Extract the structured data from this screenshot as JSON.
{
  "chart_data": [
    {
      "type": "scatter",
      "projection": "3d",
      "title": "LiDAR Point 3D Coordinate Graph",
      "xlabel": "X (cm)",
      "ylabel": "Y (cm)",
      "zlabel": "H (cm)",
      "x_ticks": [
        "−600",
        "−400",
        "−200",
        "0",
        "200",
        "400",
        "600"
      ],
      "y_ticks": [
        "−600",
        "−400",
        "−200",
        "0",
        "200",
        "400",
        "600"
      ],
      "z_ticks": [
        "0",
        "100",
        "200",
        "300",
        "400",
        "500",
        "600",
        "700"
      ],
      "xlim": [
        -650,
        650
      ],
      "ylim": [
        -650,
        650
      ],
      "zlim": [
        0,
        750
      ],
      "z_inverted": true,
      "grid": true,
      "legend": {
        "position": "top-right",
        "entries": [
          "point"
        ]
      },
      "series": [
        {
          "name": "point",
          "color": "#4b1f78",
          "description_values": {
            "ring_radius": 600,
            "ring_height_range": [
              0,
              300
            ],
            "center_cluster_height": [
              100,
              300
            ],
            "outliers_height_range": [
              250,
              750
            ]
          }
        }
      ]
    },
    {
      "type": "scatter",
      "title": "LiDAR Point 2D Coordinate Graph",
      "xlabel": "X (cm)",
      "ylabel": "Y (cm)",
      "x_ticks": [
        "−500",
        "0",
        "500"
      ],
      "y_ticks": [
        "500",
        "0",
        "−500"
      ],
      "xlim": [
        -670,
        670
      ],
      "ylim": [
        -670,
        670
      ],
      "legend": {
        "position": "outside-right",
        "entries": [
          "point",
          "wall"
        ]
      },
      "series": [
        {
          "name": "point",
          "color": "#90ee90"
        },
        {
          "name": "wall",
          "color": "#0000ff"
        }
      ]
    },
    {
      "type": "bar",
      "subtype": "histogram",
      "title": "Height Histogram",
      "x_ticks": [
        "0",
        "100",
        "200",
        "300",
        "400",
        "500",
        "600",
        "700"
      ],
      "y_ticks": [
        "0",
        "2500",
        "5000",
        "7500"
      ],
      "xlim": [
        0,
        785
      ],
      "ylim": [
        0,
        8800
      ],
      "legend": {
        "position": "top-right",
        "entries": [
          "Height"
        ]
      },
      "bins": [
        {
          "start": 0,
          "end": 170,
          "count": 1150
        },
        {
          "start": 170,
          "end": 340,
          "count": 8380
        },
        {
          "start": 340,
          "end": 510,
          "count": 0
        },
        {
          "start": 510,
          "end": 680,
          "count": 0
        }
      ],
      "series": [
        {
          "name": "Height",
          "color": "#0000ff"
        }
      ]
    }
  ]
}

════

Repeat the material above in full, keeping every word.

Final result:
Extract the structured data from this screenshot as JSON.
{
  "chart_data": [
    {
      "type": "scatter",
      "projection": "3d",
      "title": "LiDAR Point 3D Coordinate Graph",
      "xlabel": "X (cm)",
      "ylabel": "Y (cm)",
      "zlabel": "H (cm)",
      "x_ticks": [
        "−600",
        "−400",
        "−200",
        "0",
        "200",
        "400",
        "600"
      ],
      "y_ticks": [
        "−600",
        "−400",
        "−200",
        "0",
        "200",
        "400",
        "600"
      ],
      "z_ticks": [
        "0",
        "100",
        "200",
        "300",
        "400",
        "500",
        "600",
        "700"
      ],
      "xlim": [
        -650,
        650
      ],
      "ylim": [
        -650,
        650
      ],
      "zlim": [
        0,
        750
      ],
      "z_inverted": true,
      "grid": true,
      "legend": {
        "position": "top-right",
        "entries": [
          "point"
        ]
      },
      "series": [
        {
          "name": "point",
          "color": "#4b1f78",
          "description_values": {
            "ring_radius": 600,
            "ring_height_range": [
              0,
              300
            ],
            "center_cluster_height": [
              100,
              300
            ],
            "outliers_height_range": [
              250,
              750
            ]
          }
        }
      ]
    },
    {
      "type": "scatter",
      "title": "LiDAR Point 2D Coordinate Graph",
      "xlabel": "X (cm)",
      "ylabel": "Y (cm)",
      "x_ticks": [
        "−500",
        "0",
        "500"
      ],
      "y_ticks": [
        "500",
        "0",
        "−500"
      ],
      "xlim": [
        -670,
        670
      ],
      "ylim": [
        -670,
        670
      ],
      "legend": {
        "position": "outside-right",
        "entries": [
          "point",
          "wall"
        ]
      },
      "series": [
        {
          "name": "point",
          "color": "#90ee90"
        },
        {
          "name": "wall",
          "color": "#0000ff"
        }
      ]
    },
    {
      "type": "bar",
      "subtype": "histogram",
      "title": "Height Histogram",
      "x_ticks": [
        "0",
        "100",
        "200",
        "300",
        "400",
        "500",
        "600",
        "700"
      ],
      "y_ticks": [
        "0",
        "2500",
        "5000",
        "7500"
      ],
      "xlim": [
        0,
        785
      ],
      "ylim": [
        0,
        8800
      ],
      "legend": {
        "position": "top-right",
        "entries": [
          "Height"
        ]
      },
      "bins": [
        {
          "start": 0,
          "end": 170,
          "count": 1150
        },
        {
          "start": 170,
          "end": 340,
          "count": 8380
        },
        {
          "start": 340,
          "end": 510,
          "count": 0
        },
        {
          "start": 510,
          "end": 680,
          "count": 0
        }
      ],
      "series": [
        {
          "name": "Height",
          "color": "#0000ff"
        }
      ]
    }
  ]
}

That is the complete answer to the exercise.